Exercise |
Leave out the images and set down the records below exactly.

Data entries
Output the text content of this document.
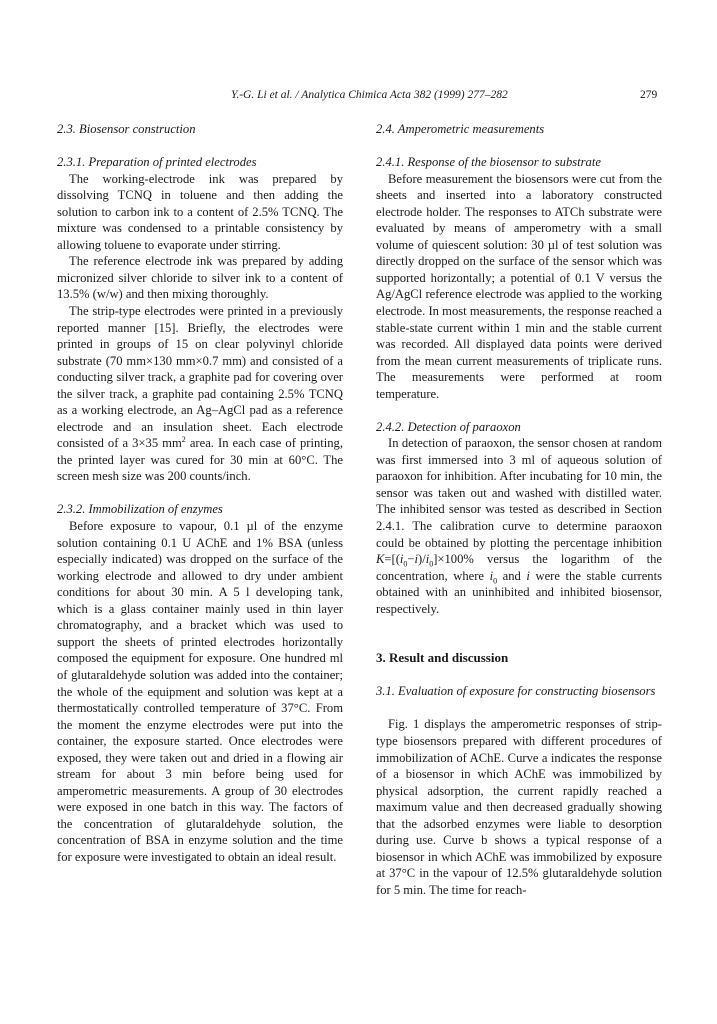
Y.-G. Li et al. / Analytica Chimica Acta 382 (1999) 277–282	279
2.3. Biosensor construction
2.3.1. Preparation of printed electrodes

The working-electrode ink was prepared by dissolving TCNQ in toluene and then adding the solution to carbon ink to a content of 2.5% TCNQ. The mixture was condensed to a printable consistency by allowing toluene to evaporate under stirring.

The reference electrode ink was prepared by adding micronized silver chloride to silver ink to a content of 13.5% (w/w) and then mixing thoroughly.

The strip-type electrodes were printed in a previously reported manner [15]. Briefly, the electrodes were printed in groups of 15 on clear polyvinyl chloride substrate (70 mm×130 mm×0.7 mm) and consisted of a conducting silver track, a graphite pad for covering over the silver track, a graphite pad containing 2.5% TCNQ as a working electrode, an Ag–AgCl pad as a reference electrode and an insulation sheet. Each electrode consisted of a 3×35 $mm^2$ area. In each case of printing, the printed layer was cured for 30 min at 60°C. The screen mesh size was 200 counts/inch.

2.3.2. Immobilization of enzymes

Before exposure to vapour, 0.1 µl of the enzyme solution containing 0.1 U AChE and 1% BSA (unless especially indicated) was dropped on the surface of the working electrode and allowed to dry under ambient conditions for about 30 min. A 5 l developing tank, which is a glass container mainly used in thin layer chromatography, and a bracket which was used to support the sheets of printed electrodes horizontally composed the equipment for exposure. One hundred ml of glutaraldehyde solution was added into the container; the whole of the equipment and solution was kept at a thermostatically controlled temperature of 37°C. From the moment the enzyme electrodes were put into the container, the exposure started. Once electrodes were exposed, they were taken out and dried in a flowing air stream for about 3 min before being used for amperometric measurements. A group of 30 electrodes were exposed in one batch in this way. The factors of the concentration of glutaraldehyde solution, the concentration of BSA in enzyme solution and the time for exposure were investigated to obtain an ideal result.

2.4. Amperometric measurements
2.4.1. Response of the biosensor to substrate

Before measurement the biosensors were cut from the sheets and inserted into a laboratory constructed electrode holder. The responses to ATCh substrate were evaluated by means of amperometry with a small volume of quiescent solution: 30 µl of test solution was directly dropped on the surface of the sensor which was supported horizontally; a potential of 0.1 V versus the Ag/AgCl reference electrode was applied to the working electrode. In most measurements, the response reached a stable-state current within 1 min and the stable current was recorded. All displayed data points were derived from the mean current measurements of triplicate runs. The measurements were performed at room temperature.

2.4.2. Detection of paraoxon

In detection of paraoxon, the sensor chosen at random was first immersed into 3 ml of aqueous solution of paraoxon for inhibition. After incubating for 10 min, the sensor was taken out and washed with distilled water. The inhibited sensor was tested as described in Section 2.4.1. The calibration curve to determine paraoxon could be obtained by plotting the percentage inhibition $K=[(i_0-i)/i_0]\times 100\%$ versus the logarithm of the concentration, where $i_0$ and i were the stable currents obtained with an uninhibited and inhibited biosensor, respectively.

3. Result and discussion
3.1. Evaluation of exposure for constructing biosensors

Fig. 1 displays the amperometric responses of strip-type biosensors prepared with different procedures of immobilization of AChE. Curve a indicates the response of a biosensor in which AChE was immobilized by physical adsorption, the current rapidly reached a maximum value and then decreased gradually showing that the adsorbed enzymes were liable to desorption during use. Curve b shows a typical response of a biosensor in which AChE was immobilized by exposure at 37°C in the vapour of 12.5% glutaraldehyde solution for 5 min. The time for reach-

Output for this task |
Output the text content of this document.
Y.-G. Li et al. / Analytica Chimica Acta 382 (1999) 277–282	279
2.3. Biosensor construction
2.3.1. Preparation of printed electrodes

The working-electrode ink was prepared by dissolving TCNQ in toluene and then adding the solution to carbon ink to a content of 2.5% TCNQ. The mixture was condensed to a printable consistency by allowing toluene to evaporate under stirring.

The reference electrode ink was prepared by adding micronized silver chloride to silver ink to a content of 13.5% (w/w) and then mixing thoroughly.

The strip-type electrodes were printed in a previously reported manner [15]. Briefly, the electrodes were printed in groups of 15 on clear polyvinyl chloride substrate (70 mm×130 mm×0.7 mm) and consisted of a conducting silver track, a graphite pad for covering over the silver track, a graphite pad containing 2.5% TCNQ as a working electrode, an Ag–AgCl pad as a reference electrode and an insulation sheet. Each electrode consisted of a 3×35 $mm^2$ area. In each case of printing, the printed layer was cured for 30 min at 60°C. The screen mesh size was 200 counts/inch.

2.3.2. Immobilization of enzymes

Before exposure to vapour, 0.1 µl of the enzyme solution containing 0.1 U AChE and 1% BSA (unless especially indicated) was dropped on the surface of the working electrode and allowed to dry under ambient conditions for about 30 min. A 5 l developing tank, which is a glass container mainly used in thin layer chromatography, and a bracket which was used to support the sheets of printed electrodes horizontally composed the equipment for exposure. One hundred ml of glutaraldehyde solution was added into the container; the whole of the equipment and solution was kept at a thermostatically controlled temperature of 37°C. From the moment the enzyme electrodes were put into the container, the exposure started. Once electrodes were exposed, they were taken out and dried in a flowing air stream for about 3 min before being used for amperometric measurements. A group of 30 electrodes were exposed in one batch in this way. The factors of the concentration of glutaraldehyde solution, the concentration of BSA in enzyme solution and the time for exposure were investigated to obtain an ideal result.

2.4. Amperometric measurements
2.4.1. Response of the biosensor to substrate

Before measurement the biosensors were cut from the sheets and inserted into a laboratory constructed electrode holder. The responses to ATCh substrate were evaluated by means of amperometry with a small volume of quiescent solution: 30 µl of test solution was directly dropped on the surface of the sensor which was supported horizontally; a potential of 0.1 V versus the Ag/AgCl reference electrode was applied to the working electrode. In most measurements, the response reached a stable-state current within 1 min and the stable current was recorded. All displayed data points were derived from the mean current measurements of triplicate runs. The measurements were performed at room temperature.

2.4.2. Detection of paraoxon

In detection of paraoxon, the sensor chosen at random was first immersed into 3 ml of aqueous solution of paraoxon for inhibition. After incubating for 10 min, the sensor was taken out and washed with distilled water. The inhibited sensor was tested as described in Section 2.4.1. The calibration curve to determine paraoxon could be obtained by plotting the percentage inhibition $K=[(i_0-i)/i_0]\times 100\%$ versus the logarithm of the concentration, where $i_0$ and i were the stable currents obtained with an uninhibited and inhibited biosensor, respectively.

3. Result and discussion
3.1. Evaluation of exposure for constructing biosensors

Fig. 1 displays the amperometric responses of strip-type biosensors prepared with different procedures of immobilization of AChE. Curve a indicates the response of a biosensor in which AChE was immobilized by physical adsorption, the current rapidly reached a maximum value and then decreased gradually showing that the adsorbed enzymes were liable to desorption during use. Curve b shows a typical response of a biosensor in which AChE was immobilized by exposure at 37°C in the vapour of 12.5% glutaraldehyde solution for 5 min. The time for reach-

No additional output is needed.